__SUPPLIED MATERIAL__:
####

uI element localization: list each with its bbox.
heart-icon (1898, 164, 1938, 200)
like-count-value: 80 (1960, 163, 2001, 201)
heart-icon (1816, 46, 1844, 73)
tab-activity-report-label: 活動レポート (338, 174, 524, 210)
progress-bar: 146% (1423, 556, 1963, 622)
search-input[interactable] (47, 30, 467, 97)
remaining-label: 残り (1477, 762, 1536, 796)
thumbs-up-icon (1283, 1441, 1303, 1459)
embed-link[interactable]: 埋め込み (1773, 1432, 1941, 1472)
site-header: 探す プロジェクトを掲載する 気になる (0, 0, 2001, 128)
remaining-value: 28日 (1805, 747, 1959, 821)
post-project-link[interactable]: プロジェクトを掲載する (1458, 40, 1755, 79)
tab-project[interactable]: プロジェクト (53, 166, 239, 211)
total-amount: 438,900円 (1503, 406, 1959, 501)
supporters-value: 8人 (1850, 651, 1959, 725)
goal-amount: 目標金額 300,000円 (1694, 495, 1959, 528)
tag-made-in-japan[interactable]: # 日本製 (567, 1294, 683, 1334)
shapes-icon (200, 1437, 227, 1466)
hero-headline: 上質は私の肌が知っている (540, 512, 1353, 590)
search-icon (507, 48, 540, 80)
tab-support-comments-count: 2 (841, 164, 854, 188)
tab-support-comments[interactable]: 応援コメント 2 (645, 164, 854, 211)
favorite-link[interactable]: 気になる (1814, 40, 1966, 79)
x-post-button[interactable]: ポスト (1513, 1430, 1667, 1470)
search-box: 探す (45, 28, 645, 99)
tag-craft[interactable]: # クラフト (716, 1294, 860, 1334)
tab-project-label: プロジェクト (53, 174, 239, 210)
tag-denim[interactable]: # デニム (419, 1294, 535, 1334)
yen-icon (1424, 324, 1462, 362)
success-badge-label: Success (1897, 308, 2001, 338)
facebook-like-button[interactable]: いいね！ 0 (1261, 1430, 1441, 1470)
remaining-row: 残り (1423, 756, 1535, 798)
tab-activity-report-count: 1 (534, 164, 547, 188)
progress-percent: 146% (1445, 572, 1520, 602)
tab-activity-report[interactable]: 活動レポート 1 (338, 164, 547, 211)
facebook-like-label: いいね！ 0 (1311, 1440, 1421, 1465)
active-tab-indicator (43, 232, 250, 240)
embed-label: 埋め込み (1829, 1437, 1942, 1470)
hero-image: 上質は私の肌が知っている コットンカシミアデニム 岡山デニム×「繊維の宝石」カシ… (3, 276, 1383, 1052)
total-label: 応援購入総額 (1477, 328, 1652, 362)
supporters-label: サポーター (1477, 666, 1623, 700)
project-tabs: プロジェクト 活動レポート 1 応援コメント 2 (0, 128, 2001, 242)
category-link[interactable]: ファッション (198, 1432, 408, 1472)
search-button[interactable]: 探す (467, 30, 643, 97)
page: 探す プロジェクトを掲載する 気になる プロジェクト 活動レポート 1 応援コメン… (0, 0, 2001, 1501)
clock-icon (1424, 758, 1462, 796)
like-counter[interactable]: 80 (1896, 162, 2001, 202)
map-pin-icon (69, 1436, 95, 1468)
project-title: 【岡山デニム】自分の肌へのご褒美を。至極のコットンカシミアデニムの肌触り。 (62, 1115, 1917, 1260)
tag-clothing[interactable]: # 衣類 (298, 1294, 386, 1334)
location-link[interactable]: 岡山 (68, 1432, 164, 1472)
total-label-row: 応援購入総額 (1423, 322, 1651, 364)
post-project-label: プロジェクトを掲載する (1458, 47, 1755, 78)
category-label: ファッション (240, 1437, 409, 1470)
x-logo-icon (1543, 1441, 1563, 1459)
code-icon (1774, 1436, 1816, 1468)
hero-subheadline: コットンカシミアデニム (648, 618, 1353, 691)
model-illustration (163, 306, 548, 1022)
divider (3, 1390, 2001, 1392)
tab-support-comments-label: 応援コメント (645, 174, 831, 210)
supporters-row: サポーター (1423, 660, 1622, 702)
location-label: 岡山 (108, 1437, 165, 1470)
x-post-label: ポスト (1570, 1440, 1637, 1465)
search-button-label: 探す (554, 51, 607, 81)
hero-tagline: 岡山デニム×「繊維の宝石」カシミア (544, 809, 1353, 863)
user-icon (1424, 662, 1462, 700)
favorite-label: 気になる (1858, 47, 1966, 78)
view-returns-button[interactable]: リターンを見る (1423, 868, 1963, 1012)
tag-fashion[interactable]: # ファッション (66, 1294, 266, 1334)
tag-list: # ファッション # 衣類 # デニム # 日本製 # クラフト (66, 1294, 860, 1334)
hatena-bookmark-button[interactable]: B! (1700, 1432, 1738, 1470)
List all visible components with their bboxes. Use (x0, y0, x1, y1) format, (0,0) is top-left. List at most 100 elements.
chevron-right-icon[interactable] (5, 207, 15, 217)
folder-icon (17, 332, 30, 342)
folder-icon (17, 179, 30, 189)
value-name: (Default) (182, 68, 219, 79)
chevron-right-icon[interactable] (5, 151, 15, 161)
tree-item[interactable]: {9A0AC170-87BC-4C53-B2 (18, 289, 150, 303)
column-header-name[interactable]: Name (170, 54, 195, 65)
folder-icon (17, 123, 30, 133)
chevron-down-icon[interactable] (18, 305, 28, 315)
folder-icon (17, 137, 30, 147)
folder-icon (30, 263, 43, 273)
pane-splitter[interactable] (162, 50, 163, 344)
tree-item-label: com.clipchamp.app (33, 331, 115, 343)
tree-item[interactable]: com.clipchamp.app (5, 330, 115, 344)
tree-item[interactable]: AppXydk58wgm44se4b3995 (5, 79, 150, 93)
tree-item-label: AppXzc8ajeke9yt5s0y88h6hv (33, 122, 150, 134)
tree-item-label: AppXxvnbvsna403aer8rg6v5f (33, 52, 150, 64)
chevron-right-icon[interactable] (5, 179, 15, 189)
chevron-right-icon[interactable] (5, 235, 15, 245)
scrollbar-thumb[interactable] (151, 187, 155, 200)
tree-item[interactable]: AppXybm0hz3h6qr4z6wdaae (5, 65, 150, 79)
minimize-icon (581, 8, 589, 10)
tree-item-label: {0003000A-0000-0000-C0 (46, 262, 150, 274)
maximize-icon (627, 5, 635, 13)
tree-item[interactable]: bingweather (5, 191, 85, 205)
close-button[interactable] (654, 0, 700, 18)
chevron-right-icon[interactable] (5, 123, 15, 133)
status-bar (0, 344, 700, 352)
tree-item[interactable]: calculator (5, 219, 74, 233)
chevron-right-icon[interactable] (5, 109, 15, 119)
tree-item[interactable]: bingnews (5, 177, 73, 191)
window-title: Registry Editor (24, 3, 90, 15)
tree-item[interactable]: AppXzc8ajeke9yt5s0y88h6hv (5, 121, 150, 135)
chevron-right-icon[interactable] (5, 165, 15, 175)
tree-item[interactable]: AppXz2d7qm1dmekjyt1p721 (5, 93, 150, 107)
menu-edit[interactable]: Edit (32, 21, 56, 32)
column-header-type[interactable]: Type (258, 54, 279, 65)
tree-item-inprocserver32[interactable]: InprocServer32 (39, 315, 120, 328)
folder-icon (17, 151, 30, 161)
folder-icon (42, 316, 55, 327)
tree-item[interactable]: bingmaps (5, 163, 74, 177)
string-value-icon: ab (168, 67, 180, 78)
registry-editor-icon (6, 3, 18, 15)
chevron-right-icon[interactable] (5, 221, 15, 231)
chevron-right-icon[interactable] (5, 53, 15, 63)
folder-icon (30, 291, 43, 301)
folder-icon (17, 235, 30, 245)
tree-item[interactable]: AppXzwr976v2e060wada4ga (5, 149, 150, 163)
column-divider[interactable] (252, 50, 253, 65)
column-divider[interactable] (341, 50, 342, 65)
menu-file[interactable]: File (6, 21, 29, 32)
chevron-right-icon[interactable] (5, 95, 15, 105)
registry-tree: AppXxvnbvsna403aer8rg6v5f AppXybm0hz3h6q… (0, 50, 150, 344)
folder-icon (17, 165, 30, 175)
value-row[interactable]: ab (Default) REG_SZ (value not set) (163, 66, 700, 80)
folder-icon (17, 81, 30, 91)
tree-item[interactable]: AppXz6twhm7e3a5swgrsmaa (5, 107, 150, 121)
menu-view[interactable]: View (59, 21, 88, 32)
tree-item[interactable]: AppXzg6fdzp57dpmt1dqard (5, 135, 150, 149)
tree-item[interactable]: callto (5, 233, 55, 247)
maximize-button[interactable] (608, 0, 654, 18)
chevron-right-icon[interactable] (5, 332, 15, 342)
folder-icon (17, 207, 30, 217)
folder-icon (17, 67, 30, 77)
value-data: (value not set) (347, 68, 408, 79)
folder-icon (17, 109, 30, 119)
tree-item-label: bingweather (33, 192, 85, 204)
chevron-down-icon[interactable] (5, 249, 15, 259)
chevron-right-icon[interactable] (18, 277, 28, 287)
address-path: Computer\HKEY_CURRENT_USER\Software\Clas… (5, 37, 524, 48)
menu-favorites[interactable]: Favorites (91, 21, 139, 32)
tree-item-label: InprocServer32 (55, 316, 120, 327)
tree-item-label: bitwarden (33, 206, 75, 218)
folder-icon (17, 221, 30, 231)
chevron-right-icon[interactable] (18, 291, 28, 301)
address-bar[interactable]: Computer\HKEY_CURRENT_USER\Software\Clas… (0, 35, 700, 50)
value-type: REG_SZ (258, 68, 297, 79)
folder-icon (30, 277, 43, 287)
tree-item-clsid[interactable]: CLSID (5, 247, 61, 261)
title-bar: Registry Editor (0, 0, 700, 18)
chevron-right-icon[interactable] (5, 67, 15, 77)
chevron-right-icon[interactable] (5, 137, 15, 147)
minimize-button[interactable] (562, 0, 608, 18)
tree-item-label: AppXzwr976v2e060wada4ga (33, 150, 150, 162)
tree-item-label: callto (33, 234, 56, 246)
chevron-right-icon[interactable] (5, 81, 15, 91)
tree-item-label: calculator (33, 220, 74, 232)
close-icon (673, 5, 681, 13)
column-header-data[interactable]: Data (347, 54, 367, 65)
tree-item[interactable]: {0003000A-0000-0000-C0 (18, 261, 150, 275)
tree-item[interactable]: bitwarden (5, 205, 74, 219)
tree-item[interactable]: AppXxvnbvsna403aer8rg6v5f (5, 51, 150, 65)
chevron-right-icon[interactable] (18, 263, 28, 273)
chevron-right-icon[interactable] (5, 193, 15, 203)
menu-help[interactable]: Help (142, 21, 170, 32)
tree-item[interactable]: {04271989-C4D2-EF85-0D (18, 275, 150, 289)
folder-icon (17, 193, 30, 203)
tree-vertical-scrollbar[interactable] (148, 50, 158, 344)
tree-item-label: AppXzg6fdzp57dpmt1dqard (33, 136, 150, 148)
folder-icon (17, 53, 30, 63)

####

__OBJECTIVE__: Return the data lines verbatim, beginning at the first line of the data and ending after the line that contains "clock-icon (1424, 758, 1462, 796)".

__WRITTEN RESPONSE__:
uI element localization: list each with its bbox.
heart-icon (1898, 164, 1938, 200)
like-count-value: 80 (1960, 163, 2001, 201)
heart-icon (1816, 46, 1844, 73)
tab-activity-report-label: 活動レポート (338, 174, 524, 210)
progress-bar: 146% (1423, 556, 1963, 622)
search-input[interactable] (47, 30, 467, 97)
remaining-label: 残り (1477, 762, 1536, 796)
thumbs-up-icon (1283, 1441, 1303, 1459)
embed-link[interactable]: 埋め込み (1773, 1432, 1941, 1472)
site-header: 探す プロジェクトを掲載する 気になる (0, 0, 2001, 128)
remaining-value: 28日 (1805, 747, 1959, 821)
post-project-link[interactable]: プロジェクトを掲載する (1458, 40, 1755, 79)
tab-project[interactable]: プロジェクト (53, 166, 239, 211)
total-amount: 438,900円 (1503, 406, 1959, 501)
supporters-value: 8人 (1850, 651, 1959, 725)
goal-amount: 目標金額 300,000円 (1694, 495, 1959, 528)
tag-made-in-japan[interactable]: # 日本製 (567, 1294, 683, 1334)
shapes-icon (200, 1437, 227, 1466)
hero-headline: 上質は私の肌が知っている (540, 512, 1353, 590)
search-icon (507, 48, 540, 80)
tab-support-comments-count: 2 (841, 164, 854, 188)
tab-support-comments[interactable]: 応援コメント 2 (645, 164, 854, 211)
favorite-link[interactable]: 気になる (1814, 40, 1966, 79)
x-post-button[interactable]: ポスト (1513, 1430, 1667, 1470)
search-box: 探す (45, 28, 645, 99)
tag-craft[interactable]: # クラフト (716, 1294, 860, 1334)
tab-project-label: プロジェクト (53, 174, 239, 210)
tag-denim[interactable]: # デニム (419, 1294, 535, 1334)
yen-icon (1424, 324, 1462, 362)
success-badge-label: Success (1897, 308, 2001, 338)
facebook-like-button[interactable]: いいね！ 0 (1261, 1430, 1441, 1470)
remaining-row: 残り (1423, 756, 1535, 798)
tab-activity-report-count: 1 (534, 164, 547, 188)
progress-percent: 146% (1445, 572, 1520, 602)
tab-activity-report[interactable]: 活動レポート 1 (338, 164, 547, 211)
facebook-like-label: いいね！ 0 (1311, 1440, 1421, 1465)
active-tab-indicator (43, 232, 250, 240)
embed-label: 埋め込み (1829, 1437, 1942, 1470)
hero-image: 上質は私の肌が知っている コットンカシミアデニム 岡山デニム×「繊維の宝石」カシ… (3, 276, 1383, 1052)
total-label: 応援購入総額 (1477, 328, 1652, 362)
supporters-label: サポーター (1477, 666, 1623, 700)
project-tabs: プロジェクト 活動レポート 1 応援コメント 2 (0, 128, 2001, 242)
category-link[interactable]: ファッション (198, 1432, 408, 1472)
search-button[interactable]: 探す (467, 30, 643, 97)
page: 探す プロジェクトを掲載する 気になる プロジェクト 活動レポート 1 応援コメン… (0, 0, 2001, 1501)
clock-icon (1424, 758, 1462, 796)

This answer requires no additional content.